#### Work to complete:
Tally the lines that include the word "name" and reply with nothing but the total.

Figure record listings
Start

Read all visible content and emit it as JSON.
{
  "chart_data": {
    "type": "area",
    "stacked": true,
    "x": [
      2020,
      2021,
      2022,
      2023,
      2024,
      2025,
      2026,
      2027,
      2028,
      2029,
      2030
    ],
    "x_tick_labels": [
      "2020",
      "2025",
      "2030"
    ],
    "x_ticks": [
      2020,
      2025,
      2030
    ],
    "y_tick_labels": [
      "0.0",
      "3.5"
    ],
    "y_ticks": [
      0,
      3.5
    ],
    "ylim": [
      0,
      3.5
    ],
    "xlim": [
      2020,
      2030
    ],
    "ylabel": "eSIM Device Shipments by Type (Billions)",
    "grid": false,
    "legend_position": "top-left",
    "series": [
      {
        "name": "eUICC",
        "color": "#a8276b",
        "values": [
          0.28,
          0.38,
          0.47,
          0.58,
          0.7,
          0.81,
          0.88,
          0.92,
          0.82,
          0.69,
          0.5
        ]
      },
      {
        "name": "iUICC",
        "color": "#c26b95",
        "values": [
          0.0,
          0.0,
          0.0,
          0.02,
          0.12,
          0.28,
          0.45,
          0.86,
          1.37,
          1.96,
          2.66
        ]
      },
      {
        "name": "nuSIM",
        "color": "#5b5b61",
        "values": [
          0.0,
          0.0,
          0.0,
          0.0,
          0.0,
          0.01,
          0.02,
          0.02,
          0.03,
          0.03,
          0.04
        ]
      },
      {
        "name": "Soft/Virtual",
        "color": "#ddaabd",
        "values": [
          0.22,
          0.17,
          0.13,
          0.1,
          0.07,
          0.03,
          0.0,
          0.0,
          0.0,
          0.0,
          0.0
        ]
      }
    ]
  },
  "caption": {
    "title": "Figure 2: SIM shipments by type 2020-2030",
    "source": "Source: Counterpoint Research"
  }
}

End

#### Solution for this task:
4